--- START RECORDS PROVIDED ---

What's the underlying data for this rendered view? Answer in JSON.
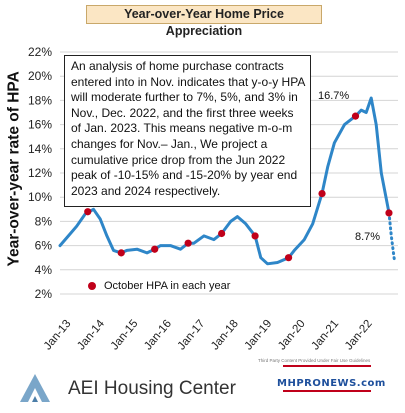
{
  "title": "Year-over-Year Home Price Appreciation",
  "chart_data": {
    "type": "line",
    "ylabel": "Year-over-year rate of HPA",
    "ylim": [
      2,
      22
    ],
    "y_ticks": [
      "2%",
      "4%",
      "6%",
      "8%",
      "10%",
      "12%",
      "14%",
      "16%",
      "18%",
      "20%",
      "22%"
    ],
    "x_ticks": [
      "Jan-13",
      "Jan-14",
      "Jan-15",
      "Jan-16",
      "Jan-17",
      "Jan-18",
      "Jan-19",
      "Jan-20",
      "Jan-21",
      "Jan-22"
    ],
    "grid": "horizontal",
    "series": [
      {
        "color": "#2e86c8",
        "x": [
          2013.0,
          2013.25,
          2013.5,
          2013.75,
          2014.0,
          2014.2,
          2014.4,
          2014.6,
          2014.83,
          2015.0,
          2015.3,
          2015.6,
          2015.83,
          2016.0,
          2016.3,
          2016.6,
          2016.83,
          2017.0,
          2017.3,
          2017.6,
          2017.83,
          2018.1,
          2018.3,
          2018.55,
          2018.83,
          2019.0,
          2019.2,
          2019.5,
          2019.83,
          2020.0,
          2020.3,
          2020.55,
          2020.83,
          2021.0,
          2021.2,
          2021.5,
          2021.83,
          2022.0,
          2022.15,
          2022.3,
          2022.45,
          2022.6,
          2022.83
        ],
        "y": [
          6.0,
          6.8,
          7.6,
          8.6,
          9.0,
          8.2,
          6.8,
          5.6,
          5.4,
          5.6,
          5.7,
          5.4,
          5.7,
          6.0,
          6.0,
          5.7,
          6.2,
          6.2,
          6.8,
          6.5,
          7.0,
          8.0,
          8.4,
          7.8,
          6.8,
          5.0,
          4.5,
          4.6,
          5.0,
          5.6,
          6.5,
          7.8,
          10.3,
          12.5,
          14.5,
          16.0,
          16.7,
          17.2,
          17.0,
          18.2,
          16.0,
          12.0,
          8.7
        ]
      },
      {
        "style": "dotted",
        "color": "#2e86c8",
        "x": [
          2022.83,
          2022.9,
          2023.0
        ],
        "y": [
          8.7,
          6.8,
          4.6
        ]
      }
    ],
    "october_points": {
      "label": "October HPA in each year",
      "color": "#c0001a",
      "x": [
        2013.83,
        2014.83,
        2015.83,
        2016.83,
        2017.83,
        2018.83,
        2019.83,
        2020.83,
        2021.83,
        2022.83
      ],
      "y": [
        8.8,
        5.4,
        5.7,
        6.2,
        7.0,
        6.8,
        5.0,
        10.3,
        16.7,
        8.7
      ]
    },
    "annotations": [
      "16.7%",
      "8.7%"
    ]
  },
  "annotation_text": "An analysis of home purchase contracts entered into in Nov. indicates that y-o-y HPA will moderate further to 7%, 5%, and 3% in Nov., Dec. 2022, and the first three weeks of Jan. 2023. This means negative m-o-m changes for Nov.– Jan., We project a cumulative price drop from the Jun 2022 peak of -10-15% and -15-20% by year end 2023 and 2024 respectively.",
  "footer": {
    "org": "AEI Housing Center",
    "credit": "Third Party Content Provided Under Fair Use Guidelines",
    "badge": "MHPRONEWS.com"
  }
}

--- END RECORDS PROVIDED ---

== WORK INSTRUCTIONS ==
How many of the lines above hold the word "over"? Give only that number.

== EXERCISE RESULT ==
2